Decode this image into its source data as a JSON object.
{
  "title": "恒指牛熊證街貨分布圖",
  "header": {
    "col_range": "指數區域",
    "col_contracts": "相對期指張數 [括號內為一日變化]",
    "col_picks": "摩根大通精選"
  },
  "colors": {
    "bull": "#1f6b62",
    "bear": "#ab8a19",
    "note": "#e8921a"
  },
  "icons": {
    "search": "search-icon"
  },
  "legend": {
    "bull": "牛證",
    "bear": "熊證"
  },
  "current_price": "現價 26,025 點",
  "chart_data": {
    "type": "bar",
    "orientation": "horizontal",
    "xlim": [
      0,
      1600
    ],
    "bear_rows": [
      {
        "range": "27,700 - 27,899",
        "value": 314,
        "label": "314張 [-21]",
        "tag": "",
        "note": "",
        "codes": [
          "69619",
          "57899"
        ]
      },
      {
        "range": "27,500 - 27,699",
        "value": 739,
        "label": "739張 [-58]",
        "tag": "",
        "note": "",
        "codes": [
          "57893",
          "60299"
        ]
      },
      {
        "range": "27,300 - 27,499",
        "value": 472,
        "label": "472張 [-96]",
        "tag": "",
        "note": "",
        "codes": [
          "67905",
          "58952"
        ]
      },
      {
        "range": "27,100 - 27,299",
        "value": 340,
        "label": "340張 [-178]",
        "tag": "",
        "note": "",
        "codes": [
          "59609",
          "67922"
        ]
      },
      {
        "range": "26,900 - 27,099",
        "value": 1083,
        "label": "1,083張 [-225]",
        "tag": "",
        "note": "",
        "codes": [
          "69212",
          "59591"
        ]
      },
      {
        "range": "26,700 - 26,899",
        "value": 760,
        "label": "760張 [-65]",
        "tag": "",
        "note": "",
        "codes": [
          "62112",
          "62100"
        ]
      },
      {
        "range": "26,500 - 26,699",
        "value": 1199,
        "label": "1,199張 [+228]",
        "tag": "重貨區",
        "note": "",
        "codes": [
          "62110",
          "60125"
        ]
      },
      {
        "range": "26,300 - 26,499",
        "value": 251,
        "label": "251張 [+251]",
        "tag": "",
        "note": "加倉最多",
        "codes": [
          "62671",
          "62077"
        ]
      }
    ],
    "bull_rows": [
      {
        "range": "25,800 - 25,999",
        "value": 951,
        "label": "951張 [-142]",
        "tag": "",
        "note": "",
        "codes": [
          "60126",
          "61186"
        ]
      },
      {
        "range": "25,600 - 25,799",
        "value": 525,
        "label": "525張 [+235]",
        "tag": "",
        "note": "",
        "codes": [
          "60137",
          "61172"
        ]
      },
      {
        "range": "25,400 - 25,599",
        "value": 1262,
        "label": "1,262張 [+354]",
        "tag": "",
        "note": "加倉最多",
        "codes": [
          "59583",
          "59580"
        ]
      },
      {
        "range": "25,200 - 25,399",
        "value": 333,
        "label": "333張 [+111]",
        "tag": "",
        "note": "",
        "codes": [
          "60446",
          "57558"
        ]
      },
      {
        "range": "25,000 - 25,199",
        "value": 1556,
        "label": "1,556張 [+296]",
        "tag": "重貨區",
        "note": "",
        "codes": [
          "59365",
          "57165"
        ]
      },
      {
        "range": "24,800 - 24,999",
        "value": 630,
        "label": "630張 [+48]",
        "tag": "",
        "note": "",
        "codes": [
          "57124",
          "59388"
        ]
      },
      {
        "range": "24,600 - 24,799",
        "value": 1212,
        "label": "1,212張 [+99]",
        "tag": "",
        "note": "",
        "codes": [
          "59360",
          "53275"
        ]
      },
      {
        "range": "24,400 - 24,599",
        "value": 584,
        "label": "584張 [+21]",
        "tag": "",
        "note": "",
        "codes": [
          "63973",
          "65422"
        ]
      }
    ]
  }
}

...

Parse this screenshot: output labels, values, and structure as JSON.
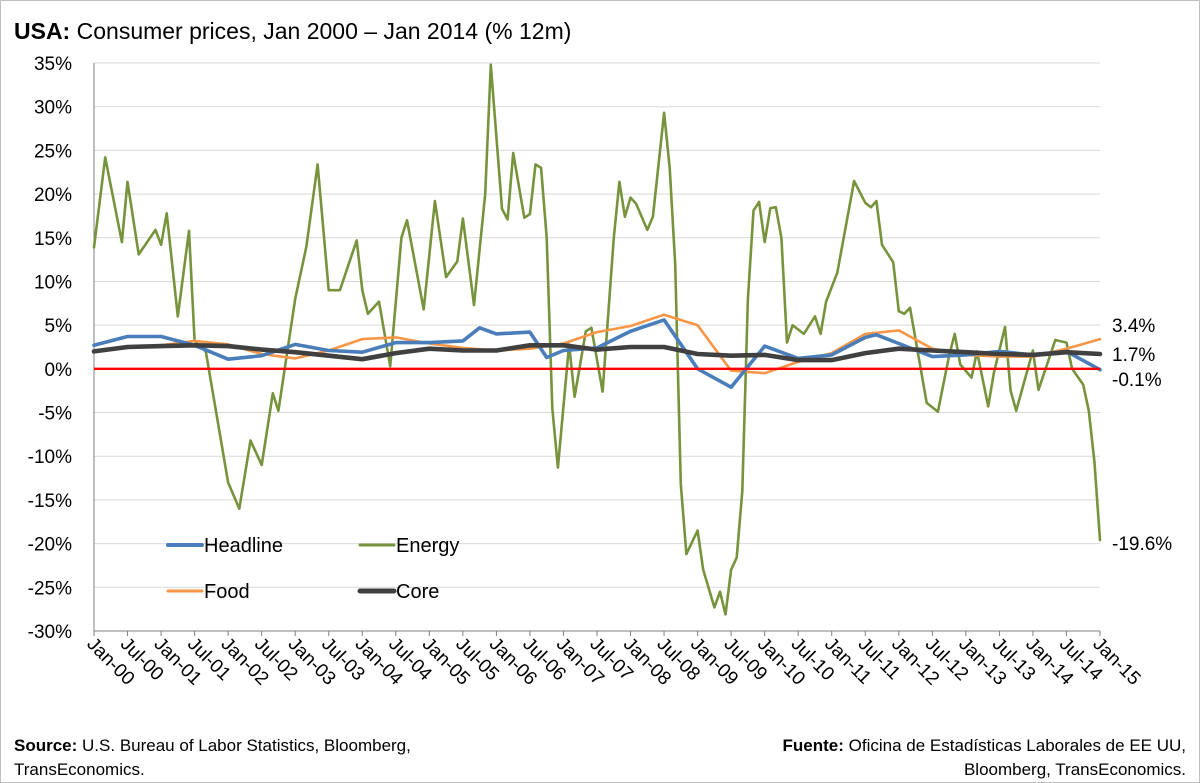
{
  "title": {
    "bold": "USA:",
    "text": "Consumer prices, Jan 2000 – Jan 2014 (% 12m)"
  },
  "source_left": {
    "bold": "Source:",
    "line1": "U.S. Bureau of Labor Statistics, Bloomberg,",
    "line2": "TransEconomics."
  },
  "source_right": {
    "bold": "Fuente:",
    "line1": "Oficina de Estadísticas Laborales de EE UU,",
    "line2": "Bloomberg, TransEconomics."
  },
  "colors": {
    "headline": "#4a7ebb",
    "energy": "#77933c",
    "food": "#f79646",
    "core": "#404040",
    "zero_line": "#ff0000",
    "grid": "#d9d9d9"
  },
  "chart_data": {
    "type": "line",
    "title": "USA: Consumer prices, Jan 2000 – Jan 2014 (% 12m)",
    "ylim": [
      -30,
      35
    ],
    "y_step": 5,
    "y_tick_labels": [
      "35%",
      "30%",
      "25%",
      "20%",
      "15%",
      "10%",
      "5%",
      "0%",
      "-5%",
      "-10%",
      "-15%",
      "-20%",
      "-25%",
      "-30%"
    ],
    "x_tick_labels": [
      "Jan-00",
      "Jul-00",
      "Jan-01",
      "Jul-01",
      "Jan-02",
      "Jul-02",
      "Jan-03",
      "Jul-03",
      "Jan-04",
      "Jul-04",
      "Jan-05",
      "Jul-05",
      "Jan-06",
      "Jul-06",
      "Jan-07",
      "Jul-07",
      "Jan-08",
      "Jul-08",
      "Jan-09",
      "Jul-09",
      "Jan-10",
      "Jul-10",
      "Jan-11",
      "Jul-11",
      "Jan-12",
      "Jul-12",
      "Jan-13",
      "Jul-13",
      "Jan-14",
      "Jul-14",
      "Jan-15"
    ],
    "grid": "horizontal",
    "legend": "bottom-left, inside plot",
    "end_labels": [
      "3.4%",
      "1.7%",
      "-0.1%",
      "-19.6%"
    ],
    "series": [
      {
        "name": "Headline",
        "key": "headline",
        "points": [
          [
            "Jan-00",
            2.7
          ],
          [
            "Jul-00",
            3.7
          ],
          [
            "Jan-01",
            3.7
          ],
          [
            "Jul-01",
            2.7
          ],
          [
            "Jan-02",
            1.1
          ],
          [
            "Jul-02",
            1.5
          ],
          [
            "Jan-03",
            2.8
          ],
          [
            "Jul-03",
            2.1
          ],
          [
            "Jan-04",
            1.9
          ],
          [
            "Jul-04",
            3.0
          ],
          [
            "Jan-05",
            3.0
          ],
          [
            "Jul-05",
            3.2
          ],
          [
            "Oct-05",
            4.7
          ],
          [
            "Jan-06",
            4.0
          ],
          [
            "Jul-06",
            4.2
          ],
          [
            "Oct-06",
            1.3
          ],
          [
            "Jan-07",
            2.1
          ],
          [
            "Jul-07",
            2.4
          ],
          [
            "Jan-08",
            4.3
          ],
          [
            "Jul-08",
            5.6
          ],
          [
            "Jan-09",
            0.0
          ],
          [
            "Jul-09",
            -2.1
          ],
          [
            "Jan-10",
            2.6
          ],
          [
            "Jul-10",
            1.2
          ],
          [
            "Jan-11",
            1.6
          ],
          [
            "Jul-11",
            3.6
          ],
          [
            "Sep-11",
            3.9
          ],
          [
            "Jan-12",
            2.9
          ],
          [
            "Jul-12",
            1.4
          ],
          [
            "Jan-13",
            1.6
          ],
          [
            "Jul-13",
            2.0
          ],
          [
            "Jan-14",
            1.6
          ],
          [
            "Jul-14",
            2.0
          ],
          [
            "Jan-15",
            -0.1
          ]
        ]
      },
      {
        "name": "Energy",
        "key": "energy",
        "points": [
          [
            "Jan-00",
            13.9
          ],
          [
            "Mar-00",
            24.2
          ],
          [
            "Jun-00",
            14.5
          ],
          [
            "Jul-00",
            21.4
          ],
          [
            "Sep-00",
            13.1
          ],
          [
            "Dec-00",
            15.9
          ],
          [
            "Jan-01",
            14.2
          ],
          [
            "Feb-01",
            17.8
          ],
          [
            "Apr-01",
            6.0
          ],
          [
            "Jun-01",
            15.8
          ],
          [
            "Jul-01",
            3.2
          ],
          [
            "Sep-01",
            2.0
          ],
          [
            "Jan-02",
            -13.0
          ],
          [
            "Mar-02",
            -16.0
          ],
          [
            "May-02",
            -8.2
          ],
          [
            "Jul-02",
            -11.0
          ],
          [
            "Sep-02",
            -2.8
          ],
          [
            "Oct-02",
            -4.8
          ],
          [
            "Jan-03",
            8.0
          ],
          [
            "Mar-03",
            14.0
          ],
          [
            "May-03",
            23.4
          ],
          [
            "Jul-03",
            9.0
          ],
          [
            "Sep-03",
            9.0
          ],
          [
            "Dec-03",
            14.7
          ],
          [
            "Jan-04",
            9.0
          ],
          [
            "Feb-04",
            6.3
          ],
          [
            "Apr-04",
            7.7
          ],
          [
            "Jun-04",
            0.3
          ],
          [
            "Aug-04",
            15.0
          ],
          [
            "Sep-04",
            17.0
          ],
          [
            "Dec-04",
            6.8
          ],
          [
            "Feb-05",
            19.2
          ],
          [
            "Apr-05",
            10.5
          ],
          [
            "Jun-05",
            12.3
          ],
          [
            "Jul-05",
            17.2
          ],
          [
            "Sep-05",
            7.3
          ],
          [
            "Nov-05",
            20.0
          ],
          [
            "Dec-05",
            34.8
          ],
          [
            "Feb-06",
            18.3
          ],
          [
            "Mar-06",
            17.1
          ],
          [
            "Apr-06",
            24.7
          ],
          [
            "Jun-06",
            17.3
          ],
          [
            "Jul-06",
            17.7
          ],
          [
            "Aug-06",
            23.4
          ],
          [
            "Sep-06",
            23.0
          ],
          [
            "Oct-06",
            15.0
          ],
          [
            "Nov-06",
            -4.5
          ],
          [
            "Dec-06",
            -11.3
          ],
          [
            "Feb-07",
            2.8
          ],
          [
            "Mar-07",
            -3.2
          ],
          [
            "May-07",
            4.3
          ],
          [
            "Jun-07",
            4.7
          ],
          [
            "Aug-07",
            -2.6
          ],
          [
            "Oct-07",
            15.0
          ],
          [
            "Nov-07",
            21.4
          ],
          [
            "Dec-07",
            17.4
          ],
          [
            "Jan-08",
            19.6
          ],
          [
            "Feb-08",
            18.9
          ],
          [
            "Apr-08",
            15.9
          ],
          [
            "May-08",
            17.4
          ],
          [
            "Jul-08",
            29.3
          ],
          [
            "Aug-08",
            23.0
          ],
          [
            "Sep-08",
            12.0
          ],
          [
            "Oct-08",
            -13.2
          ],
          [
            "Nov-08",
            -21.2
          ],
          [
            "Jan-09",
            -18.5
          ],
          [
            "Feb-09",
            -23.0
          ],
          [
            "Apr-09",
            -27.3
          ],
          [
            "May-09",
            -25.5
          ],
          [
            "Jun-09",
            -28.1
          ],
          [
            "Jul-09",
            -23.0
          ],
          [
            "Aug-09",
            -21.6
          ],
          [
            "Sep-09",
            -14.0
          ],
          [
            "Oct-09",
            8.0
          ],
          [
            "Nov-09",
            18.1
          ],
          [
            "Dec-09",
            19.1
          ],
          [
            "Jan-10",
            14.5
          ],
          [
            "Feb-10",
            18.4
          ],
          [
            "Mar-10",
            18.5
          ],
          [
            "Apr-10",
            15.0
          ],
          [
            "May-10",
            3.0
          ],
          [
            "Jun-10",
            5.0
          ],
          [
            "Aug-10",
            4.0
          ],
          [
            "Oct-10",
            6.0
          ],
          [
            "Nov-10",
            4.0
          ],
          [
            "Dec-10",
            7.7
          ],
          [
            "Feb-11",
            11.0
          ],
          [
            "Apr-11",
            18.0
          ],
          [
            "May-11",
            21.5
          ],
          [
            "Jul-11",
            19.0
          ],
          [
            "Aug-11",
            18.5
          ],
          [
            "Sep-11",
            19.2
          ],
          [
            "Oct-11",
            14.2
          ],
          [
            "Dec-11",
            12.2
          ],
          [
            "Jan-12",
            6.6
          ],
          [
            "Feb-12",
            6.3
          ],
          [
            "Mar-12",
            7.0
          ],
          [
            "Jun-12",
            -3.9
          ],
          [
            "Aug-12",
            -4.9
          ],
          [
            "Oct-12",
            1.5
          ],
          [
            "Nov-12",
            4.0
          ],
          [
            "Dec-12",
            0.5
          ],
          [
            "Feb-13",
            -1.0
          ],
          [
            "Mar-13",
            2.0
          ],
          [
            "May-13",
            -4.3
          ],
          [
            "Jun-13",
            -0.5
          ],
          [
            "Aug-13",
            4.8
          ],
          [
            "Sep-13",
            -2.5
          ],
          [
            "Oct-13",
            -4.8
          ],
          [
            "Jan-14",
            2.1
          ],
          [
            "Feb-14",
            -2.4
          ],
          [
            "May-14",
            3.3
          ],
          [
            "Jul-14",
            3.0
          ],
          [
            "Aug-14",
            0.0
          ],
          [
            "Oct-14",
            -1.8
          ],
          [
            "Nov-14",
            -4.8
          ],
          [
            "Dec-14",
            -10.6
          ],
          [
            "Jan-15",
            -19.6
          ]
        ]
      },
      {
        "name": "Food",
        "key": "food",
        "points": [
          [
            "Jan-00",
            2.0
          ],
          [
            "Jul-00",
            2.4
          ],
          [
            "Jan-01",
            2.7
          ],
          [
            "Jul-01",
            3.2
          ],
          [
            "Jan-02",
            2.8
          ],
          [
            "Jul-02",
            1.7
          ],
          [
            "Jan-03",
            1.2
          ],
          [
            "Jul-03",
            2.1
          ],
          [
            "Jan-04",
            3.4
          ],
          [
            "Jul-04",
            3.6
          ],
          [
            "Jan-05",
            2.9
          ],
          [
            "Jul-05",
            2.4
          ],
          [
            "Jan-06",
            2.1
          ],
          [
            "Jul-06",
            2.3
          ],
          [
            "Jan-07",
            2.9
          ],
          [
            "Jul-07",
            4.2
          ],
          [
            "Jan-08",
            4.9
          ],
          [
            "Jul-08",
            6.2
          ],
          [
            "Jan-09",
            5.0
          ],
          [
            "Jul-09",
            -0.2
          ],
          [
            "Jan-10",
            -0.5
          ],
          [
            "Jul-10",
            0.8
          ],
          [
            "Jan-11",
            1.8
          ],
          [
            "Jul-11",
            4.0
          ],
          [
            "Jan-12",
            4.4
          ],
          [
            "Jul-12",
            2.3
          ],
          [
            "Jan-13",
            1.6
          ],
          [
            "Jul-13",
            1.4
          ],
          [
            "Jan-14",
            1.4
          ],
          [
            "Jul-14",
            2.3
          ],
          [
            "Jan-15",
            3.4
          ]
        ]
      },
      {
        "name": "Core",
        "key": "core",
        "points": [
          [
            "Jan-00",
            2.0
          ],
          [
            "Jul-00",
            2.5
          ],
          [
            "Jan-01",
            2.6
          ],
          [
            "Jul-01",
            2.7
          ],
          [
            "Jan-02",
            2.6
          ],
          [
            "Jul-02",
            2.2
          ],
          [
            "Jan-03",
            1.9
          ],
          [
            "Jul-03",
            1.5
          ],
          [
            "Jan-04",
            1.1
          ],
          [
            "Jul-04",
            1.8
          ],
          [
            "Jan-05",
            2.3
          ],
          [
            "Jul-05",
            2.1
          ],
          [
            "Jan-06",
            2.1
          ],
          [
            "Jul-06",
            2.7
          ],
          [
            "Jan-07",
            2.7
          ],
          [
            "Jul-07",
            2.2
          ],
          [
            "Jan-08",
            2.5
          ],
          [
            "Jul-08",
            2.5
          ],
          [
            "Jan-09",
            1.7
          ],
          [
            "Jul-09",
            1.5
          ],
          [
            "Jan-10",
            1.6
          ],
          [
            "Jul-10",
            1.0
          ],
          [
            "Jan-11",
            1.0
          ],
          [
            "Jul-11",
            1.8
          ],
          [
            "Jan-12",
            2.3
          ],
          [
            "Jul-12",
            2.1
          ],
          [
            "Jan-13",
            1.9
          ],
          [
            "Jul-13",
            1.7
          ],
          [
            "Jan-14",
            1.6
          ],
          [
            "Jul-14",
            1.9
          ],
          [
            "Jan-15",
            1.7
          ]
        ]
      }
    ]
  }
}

**Challenge**: In the entries above, find every line with the word "this" and list it.

**Worked answer**:
Decode this image into its source data as a JSON object.
Parse this screenshot: output labels, values, and structure as JSON.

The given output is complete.